◆ WHAT THE TASK ASKS:
Look for the string "name" in every line, and copy each line that has it.
━━━━━━━━━━━━━━━━
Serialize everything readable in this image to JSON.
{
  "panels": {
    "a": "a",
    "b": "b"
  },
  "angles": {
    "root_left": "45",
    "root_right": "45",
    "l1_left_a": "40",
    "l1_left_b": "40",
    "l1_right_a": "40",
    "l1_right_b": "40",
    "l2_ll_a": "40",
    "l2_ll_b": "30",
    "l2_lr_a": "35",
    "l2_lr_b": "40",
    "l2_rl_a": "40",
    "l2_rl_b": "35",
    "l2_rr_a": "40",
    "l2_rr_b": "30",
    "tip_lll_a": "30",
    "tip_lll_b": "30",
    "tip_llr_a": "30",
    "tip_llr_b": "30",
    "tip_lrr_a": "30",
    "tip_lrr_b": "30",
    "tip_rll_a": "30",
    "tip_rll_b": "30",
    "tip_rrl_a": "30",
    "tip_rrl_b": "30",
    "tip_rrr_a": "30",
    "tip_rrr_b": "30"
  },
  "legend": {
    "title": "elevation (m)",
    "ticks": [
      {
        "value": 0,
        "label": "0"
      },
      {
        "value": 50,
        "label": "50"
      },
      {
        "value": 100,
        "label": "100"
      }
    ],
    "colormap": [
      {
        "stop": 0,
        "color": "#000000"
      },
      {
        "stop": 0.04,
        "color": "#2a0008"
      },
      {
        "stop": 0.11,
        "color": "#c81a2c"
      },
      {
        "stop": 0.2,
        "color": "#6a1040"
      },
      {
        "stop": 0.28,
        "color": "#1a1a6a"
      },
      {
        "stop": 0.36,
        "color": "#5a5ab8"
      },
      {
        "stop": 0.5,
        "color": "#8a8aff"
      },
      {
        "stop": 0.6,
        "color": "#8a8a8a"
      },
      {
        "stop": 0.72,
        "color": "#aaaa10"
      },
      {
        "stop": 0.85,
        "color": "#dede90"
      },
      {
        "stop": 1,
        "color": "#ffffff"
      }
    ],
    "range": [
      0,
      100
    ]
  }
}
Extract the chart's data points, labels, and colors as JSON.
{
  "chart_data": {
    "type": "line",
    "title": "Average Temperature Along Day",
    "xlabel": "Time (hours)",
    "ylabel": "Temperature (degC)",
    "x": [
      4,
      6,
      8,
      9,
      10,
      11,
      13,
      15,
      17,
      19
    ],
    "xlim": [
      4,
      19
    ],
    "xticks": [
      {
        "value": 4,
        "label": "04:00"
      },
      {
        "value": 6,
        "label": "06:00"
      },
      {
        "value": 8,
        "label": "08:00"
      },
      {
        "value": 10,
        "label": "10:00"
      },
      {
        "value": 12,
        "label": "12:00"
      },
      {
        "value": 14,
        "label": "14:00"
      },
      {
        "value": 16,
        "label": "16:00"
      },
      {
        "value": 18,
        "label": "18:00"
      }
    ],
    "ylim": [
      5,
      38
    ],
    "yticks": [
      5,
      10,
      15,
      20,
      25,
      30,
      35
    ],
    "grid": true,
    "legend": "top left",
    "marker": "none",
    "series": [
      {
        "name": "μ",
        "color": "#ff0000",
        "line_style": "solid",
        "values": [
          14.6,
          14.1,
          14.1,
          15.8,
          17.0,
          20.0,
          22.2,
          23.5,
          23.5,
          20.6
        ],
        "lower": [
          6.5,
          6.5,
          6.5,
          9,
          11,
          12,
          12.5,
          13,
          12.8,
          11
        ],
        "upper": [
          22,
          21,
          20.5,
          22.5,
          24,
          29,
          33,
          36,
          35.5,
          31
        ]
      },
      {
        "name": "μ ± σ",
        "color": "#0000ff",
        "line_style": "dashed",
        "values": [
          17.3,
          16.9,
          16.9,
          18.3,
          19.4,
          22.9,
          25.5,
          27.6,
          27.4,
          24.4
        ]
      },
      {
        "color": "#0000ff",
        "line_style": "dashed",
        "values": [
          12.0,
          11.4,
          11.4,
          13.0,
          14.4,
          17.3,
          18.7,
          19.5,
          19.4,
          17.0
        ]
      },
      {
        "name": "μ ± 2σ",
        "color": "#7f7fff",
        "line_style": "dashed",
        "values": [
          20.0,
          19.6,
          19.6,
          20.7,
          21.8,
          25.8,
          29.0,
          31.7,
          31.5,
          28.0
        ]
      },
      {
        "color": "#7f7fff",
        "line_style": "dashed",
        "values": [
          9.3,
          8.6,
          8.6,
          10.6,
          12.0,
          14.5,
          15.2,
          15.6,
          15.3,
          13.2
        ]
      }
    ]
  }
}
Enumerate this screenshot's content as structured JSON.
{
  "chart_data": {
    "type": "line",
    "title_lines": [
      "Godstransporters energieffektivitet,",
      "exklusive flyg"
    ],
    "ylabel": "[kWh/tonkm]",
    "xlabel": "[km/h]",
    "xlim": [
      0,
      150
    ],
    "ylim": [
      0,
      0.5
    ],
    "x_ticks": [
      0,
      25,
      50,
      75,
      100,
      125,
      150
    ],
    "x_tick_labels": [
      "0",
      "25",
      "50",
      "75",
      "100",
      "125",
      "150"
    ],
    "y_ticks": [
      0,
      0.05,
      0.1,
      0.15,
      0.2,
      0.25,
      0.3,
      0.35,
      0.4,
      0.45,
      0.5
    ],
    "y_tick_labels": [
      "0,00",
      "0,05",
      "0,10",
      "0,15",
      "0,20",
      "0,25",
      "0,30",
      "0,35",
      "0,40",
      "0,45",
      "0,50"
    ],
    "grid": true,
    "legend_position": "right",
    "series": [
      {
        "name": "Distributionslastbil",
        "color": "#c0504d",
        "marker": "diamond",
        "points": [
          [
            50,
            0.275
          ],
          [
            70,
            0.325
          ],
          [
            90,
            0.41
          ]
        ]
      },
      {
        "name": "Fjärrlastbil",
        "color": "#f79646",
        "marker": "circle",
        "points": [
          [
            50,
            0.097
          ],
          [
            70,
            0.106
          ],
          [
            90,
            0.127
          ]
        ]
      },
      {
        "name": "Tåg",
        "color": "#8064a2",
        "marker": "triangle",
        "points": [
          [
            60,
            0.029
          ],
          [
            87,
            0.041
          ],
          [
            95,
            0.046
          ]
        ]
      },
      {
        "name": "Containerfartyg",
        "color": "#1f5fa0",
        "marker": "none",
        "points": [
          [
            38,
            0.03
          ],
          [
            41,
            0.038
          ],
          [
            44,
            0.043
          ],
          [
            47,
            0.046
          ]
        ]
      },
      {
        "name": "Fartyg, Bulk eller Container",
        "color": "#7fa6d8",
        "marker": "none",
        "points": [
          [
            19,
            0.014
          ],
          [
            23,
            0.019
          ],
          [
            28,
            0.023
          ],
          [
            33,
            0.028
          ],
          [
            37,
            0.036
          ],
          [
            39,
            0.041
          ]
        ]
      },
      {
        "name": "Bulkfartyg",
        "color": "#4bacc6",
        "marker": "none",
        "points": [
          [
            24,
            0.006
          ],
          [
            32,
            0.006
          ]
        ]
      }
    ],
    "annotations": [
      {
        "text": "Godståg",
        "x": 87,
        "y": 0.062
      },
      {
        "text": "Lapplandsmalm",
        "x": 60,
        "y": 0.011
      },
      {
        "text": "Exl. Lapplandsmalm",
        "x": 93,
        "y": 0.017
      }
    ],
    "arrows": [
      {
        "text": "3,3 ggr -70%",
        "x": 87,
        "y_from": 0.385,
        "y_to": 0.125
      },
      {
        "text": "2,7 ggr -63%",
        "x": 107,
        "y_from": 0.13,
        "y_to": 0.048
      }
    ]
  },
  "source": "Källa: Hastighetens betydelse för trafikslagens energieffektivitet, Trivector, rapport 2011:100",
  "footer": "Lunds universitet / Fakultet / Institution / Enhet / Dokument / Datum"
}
━━━━━━━━━━━━━━━━
◆ REPLY TO THE TASK:
        "name": "μ",
        "name": "μ ± σ",
        "name": "μ ± 2σ",
        "name": "Distributionslastbil",
        "name": "Fjärrlastbil",
        "name": "Tåg",
        "name": "Containerfartyg",
        "name": "Fartyg, Bulk eller Container",
        "name": "Bulkfartyg",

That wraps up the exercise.